» **Required work**
Among the following entries, count the lines that contain "MACD" and report only the result.

-- begin Data for processing --

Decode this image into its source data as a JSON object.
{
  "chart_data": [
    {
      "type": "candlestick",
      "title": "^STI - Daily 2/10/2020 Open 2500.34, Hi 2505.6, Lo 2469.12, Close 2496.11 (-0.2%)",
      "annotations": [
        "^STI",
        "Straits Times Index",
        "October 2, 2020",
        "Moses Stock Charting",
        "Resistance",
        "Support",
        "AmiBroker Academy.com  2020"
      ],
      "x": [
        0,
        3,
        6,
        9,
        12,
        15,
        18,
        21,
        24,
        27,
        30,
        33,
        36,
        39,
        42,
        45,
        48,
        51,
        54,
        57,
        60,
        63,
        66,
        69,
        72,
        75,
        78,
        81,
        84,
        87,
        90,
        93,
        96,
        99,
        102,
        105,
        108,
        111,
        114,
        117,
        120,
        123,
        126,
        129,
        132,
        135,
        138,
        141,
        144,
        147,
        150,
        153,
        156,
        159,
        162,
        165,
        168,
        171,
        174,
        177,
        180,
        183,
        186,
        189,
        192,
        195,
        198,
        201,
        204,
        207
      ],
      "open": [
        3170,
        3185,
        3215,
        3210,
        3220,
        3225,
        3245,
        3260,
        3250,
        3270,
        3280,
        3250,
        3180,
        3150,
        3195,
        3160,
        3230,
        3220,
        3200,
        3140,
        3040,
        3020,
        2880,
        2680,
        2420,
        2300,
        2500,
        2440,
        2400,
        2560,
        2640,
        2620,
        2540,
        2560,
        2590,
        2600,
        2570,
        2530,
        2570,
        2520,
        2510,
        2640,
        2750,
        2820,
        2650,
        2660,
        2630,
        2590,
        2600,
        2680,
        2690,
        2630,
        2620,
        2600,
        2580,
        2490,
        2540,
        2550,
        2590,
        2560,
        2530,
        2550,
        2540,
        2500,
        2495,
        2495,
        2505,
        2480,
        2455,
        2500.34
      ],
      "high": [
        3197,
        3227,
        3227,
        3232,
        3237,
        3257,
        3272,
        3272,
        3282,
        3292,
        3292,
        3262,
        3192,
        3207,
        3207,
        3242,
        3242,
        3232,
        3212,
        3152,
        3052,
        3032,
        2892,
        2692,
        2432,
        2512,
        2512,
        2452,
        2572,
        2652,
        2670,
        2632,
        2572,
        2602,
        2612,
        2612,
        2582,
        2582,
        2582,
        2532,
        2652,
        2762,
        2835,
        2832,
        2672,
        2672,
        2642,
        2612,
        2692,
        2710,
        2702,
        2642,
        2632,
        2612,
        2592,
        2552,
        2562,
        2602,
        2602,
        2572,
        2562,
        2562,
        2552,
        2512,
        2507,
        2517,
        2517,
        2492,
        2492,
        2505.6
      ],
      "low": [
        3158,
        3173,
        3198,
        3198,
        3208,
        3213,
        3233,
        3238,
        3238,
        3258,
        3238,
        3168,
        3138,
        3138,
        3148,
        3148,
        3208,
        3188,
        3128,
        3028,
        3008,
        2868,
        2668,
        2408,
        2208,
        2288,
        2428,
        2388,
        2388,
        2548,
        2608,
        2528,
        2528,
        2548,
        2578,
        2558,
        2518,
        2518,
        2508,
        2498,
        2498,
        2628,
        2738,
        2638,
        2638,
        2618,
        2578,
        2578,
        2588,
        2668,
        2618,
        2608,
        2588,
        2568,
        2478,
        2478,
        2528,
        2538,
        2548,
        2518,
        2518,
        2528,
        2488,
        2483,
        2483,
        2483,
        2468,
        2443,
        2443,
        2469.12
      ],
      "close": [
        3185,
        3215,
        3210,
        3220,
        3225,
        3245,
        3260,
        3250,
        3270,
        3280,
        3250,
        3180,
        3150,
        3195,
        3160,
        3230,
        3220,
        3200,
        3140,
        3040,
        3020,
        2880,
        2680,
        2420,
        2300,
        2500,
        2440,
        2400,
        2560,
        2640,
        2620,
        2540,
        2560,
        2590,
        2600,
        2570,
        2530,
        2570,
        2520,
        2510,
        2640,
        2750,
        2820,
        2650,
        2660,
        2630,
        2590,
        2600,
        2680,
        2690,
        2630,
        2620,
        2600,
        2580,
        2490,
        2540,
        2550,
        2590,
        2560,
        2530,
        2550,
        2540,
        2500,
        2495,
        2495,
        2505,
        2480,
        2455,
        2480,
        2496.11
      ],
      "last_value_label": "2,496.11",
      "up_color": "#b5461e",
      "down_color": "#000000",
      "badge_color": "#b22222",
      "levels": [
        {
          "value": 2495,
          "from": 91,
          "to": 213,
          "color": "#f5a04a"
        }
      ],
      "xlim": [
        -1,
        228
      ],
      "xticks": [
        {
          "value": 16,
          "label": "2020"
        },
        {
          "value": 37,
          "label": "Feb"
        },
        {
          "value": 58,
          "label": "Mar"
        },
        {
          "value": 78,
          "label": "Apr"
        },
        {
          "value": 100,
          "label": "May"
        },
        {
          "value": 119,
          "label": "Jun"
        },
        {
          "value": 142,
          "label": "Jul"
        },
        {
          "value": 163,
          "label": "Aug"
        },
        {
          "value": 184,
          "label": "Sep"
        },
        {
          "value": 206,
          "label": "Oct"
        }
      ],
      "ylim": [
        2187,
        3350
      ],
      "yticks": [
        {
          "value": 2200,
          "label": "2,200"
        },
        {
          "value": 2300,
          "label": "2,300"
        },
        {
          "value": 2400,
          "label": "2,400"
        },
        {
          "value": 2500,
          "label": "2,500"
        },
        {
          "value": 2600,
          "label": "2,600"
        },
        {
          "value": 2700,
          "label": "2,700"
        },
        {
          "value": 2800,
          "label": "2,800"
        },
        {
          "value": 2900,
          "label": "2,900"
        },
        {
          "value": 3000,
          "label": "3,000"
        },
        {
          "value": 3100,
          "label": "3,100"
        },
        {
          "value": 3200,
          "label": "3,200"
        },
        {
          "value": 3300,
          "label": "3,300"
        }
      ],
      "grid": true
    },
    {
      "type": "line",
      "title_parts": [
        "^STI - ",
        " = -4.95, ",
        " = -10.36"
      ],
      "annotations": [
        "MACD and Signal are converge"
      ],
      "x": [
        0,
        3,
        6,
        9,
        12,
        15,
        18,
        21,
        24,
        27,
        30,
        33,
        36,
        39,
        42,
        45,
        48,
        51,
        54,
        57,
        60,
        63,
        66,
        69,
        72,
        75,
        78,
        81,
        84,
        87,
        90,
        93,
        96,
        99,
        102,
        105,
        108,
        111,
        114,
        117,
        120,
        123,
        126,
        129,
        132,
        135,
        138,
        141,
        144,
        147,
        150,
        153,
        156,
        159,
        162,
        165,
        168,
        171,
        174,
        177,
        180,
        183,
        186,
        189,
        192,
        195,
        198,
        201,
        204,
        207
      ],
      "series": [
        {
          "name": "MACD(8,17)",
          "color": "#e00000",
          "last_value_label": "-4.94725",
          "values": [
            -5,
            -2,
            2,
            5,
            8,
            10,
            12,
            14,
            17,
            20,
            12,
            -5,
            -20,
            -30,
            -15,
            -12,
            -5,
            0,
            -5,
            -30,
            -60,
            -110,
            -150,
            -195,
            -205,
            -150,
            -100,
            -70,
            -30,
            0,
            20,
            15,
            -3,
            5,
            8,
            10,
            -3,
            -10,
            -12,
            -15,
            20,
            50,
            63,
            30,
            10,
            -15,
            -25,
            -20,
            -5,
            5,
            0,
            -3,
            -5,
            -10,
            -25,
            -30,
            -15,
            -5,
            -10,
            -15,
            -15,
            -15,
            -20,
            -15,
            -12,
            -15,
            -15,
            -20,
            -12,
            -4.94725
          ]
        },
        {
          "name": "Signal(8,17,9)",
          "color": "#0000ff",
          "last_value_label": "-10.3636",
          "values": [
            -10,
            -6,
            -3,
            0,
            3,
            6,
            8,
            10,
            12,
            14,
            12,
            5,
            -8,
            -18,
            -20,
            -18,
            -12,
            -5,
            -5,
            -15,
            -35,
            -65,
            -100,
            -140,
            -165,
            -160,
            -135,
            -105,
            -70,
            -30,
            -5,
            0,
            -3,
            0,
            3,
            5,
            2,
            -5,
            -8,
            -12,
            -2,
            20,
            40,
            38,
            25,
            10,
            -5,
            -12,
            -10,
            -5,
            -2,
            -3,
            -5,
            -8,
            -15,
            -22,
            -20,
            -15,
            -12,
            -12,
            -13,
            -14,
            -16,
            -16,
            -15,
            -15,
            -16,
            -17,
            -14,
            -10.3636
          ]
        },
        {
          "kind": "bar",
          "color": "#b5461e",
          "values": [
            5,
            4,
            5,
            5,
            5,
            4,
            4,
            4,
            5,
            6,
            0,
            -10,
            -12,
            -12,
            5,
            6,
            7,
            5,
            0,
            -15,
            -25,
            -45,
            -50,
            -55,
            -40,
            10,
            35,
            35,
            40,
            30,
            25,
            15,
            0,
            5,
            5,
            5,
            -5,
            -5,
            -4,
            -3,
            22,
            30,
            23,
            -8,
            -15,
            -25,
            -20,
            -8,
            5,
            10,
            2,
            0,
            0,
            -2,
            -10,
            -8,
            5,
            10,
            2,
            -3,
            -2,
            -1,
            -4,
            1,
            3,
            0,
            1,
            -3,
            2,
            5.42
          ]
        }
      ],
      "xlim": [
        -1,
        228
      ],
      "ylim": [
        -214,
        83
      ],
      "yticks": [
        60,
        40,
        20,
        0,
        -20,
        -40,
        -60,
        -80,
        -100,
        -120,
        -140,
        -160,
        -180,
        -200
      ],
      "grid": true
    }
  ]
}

-- end Data for processing --

» **The completed task**
2